:: Problem to solve ::
Only lines with the string "port" matter here; gather them from the material below.

:: Recorded data ::
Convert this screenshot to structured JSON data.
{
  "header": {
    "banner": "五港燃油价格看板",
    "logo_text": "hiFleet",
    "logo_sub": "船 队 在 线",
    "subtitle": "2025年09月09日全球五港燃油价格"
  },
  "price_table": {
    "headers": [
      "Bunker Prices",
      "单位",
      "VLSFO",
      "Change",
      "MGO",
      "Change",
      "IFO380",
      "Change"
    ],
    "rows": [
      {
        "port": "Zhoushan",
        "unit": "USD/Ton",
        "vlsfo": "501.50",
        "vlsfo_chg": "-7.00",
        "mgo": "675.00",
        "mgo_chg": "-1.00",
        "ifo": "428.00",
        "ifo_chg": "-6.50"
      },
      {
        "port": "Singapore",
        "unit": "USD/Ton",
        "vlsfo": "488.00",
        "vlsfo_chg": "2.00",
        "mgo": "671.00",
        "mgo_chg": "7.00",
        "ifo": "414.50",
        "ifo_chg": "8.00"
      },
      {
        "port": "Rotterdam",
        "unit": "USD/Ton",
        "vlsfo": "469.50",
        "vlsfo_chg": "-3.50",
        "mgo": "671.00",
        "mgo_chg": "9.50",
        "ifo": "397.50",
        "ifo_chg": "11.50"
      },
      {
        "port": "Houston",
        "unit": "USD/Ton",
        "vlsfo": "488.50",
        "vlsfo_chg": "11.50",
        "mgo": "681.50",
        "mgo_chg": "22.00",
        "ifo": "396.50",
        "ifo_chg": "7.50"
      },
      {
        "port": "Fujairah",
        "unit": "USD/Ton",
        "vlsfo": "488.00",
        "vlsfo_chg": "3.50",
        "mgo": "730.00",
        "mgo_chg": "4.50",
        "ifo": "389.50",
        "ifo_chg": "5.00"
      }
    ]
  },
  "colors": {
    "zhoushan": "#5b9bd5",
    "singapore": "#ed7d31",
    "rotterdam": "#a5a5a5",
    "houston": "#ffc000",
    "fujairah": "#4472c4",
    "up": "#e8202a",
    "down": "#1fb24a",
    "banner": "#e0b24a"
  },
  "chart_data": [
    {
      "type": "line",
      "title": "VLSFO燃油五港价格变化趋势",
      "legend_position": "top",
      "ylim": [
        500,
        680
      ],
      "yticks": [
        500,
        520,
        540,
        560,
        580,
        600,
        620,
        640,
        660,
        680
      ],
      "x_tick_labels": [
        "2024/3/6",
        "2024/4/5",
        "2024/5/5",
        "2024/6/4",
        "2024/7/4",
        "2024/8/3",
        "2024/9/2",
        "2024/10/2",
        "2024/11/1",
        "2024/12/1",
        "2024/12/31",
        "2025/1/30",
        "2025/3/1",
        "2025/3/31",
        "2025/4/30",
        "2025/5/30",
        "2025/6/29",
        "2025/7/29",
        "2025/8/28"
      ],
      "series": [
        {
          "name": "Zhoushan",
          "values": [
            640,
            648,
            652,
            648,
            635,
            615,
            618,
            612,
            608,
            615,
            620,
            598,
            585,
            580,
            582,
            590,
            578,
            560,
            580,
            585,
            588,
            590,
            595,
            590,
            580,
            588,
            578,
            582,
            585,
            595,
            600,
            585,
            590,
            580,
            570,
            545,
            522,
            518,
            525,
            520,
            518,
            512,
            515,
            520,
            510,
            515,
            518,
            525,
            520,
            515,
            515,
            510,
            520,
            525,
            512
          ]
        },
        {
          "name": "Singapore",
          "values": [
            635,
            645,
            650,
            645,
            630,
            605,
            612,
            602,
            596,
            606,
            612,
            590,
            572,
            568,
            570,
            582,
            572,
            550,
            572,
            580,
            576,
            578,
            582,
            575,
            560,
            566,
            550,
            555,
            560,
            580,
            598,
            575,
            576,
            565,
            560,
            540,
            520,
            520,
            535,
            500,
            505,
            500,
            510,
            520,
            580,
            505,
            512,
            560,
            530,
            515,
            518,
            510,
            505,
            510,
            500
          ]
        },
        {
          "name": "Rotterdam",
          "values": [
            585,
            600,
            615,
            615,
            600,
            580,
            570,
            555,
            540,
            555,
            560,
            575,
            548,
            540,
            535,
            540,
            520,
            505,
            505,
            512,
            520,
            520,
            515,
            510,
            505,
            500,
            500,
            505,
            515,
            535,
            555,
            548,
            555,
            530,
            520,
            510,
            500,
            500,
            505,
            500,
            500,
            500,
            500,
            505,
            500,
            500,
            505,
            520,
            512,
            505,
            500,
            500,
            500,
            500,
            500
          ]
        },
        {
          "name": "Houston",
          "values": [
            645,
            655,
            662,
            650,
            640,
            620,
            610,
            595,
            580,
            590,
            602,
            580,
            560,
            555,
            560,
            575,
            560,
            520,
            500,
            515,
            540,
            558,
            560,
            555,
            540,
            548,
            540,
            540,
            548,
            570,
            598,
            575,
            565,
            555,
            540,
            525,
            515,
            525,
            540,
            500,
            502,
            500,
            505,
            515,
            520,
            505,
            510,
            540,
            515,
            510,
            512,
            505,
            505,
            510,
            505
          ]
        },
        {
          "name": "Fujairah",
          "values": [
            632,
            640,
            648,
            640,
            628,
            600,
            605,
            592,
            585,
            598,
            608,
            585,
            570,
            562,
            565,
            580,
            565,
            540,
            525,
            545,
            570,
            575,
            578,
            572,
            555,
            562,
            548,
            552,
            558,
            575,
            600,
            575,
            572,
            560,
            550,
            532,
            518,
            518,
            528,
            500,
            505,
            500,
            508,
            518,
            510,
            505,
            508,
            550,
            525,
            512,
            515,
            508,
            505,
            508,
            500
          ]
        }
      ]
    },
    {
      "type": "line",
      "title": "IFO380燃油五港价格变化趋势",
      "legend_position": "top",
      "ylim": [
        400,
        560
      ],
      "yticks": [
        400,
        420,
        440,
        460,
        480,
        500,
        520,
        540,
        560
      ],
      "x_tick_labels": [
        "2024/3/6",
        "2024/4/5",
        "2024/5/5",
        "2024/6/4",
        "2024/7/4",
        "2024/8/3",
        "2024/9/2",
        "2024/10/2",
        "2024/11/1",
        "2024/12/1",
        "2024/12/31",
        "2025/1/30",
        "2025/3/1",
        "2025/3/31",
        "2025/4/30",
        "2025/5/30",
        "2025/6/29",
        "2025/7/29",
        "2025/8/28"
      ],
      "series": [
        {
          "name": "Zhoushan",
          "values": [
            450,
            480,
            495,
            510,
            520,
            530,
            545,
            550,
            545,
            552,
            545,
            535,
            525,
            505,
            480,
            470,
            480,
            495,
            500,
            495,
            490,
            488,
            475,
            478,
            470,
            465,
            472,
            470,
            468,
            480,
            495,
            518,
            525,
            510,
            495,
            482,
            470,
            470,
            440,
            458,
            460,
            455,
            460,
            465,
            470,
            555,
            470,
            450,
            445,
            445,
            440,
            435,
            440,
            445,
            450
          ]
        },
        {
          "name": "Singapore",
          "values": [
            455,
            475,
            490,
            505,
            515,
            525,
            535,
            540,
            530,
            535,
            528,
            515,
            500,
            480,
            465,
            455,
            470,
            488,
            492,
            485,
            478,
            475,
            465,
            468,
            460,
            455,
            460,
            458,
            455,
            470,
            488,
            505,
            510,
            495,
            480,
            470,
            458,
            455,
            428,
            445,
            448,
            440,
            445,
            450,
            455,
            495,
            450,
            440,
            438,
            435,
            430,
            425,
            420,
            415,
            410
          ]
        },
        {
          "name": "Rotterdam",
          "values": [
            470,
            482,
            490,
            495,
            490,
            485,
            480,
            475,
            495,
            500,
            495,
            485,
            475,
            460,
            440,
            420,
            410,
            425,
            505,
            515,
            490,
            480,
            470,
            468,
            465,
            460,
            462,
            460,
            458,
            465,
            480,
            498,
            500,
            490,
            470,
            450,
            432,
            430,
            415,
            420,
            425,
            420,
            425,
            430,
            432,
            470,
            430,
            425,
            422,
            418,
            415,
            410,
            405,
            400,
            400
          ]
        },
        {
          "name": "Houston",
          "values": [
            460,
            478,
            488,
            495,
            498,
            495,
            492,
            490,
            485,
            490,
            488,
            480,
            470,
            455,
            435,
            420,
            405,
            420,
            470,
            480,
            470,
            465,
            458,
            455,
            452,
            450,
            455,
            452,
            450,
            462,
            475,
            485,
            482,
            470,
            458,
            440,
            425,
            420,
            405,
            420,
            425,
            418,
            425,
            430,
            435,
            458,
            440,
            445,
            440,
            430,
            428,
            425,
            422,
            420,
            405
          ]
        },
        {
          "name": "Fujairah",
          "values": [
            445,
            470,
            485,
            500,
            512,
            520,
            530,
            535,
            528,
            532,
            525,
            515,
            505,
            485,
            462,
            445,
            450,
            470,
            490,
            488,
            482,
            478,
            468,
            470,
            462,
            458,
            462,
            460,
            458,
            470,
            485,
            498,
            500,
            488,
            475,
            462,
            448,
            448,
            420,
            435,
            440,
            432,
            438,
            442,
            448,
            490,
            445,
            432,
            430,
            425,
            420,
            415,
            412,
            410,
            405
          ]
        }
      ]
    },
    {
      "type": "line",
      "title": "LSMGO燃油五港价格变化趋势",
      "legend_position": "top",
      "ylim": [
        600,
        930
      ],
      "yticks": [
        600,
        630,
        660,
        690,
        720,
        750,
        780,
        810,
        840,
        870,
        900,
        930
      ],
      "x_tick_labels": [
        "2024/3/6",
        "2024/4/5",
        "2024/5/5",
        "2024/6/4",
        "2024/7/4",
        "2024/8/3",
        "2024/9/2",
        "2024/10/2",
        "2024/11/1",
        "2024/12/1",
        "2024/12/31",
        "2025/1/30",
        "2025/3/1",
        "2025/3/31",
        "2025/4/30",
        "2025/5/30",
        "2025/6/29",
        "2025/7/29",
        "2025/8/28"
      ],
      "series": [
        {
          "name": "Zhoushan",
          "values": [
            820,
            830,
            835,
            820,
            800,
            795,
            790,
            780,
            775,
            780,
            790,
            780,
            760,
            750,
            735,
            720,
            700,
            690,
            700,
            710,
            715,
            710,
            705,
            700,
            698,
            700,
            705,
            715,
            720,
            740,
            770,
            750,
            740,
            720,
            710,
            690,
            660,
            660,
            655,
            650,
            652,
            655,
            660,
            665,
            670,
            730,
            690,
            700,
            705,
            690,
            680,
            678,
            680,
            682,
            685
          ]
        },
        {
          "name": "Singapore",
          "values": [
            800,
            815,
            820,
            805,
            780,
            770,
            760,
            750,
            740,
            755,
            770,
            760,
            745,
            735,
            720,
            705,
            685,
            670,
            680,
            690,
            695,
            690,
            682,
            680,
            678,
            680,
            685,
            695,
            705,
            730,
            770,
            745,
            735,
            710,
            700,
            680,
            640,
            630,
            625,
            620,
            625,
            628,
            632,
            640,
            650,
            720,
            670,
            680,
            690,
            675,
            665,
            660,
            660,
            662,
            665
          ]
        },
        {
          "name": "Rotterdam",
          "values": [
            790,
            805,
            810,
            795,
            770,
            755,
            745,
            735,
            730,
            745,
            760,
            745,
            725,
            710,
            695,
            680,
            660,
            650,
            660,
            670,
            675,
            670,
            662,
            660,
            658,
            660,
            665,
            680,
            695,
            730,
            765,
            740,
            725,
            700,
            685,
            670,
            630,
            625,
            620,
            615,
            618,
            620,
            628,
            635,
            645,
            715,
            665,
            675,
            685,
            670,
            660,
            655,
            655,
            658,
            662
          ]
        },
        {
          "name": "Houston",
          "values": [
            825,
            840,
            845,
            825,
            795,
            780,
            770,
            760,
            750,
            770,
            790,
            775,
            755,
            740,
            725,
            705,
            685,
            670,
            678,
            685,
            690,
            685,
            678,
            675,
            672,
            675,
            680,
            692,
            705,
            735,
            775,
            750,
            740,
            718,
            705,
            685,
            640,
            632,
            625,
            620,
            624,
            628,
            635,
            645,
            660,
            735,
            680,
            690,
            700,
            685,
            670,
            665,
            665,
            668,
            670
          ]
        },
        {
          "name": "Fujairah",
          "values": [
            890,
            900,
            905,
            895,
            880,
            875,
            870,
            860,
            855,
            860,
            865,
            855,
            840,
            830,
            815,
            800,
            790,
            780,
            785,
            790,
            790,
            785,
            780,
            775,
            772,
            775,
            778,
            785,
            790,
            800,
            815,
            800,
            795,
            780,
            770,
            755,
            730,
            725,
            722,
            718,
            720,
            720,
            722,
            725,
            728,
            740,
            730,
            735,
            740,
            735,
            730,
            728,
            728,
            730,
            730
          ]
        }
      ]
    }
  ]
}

:: Worked solution ::
        "port": "Zhoushan",
        "port": "Singapore",
        "port": "Rotterdam",
        "port": "Houston",
        "port": "Fujairah",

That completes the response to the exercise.